Data listing:
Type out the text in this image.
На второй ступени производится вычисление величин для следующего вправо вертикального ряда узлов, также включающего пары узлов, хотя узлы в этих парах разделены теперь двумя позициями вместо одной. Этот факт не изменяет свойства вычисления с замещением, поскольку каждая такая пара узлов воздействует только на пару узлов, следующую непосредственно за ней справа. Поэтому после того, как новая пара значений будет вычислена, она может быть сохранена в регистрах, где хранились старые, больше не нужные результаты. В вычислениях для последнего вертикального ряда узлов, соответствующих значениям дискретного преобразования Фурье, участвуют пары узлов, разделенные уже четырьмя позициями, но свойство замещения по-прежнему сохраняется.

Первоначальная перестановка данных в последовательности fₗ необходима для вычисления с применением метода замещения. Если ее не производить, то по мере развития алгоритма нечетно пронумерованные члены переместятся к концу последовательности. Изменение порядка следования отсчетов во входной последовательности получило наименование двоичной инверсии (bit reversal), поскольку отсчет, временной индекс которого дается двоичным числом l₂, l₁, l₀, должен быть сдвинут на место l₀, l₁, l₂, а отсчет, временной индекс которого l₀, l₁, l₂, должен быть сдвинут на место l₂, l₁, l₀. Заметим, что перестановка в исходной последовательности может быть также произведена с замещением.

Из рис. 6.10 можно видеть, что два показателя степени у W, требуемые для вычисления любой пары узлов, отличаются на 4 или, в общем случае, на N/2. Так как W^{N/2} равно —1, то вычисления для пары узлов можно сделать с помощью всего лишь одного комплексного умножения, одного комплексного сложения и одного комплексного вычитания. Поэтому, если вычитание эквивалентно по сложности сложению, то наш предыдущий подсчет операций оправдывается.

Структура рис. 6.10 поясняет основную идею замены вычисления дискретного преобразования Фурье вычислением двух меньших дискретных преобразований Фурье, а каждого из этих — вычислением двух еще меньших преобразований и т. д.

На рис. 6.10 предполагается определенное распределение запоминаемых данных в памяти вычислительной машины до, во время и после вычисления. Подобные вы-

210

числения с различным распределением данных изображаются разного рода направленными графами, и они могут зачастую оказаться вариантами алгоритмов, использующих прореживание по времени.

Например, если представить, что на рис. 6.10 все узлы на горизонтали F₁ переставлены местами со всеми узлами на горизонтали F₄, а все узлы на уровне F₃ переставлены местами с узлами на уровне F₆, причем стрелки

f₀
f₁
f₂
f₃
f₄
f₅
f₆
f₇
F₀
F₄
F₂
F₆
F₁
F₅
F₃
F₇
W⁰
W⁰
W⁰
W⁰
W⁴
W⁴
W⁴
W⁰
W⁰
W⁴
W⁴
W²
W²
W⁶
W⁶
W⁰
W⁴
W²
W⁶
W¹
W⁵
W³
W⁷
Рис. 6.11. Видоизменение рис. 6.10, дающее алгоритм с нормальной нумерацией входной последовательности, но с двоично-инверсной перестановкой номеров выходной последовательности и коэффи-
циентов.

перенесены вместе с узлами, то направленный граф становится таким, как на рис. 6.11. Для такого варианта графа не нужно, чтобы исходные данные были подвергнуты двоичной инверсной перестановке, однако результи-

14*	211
...
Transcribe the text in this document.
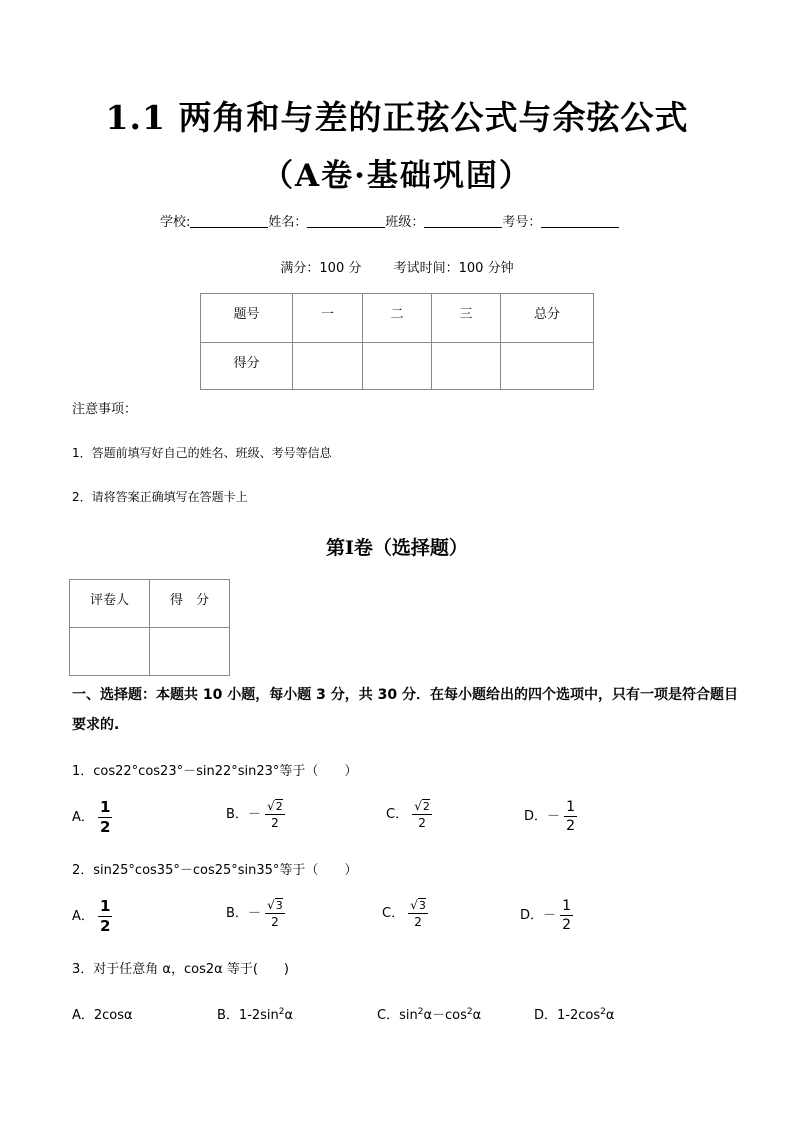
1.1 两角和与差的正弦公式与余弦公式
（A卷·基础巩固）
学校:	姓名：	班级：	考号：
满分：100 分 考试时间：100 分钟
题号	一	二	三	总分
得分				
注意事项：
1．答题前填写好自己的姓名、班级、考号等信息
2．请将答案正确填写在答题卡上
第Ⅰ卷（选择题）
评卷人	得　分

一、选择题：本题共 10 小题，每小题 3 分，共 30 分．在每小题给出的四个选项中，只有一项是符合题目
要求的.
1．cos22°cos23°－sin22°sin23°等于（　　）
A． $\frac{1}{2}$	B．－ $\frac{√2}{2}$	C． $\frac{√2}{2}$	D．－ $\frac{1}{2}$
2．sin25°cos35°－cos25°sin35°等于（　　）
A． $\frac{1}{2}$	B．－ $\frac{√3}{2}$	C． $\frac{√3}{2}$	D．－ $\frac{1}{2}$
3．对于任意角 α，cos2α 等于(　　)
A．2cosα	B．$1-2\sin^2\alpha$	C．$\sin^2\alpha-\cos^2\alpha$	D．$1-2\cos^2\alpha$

• _GIVEN PROBLEM_
Each line in the entries above that includes the string "text" should be extracted.

• _SOLUTION BELOW_
Type out the text in this image.
Transcribe the text in this document.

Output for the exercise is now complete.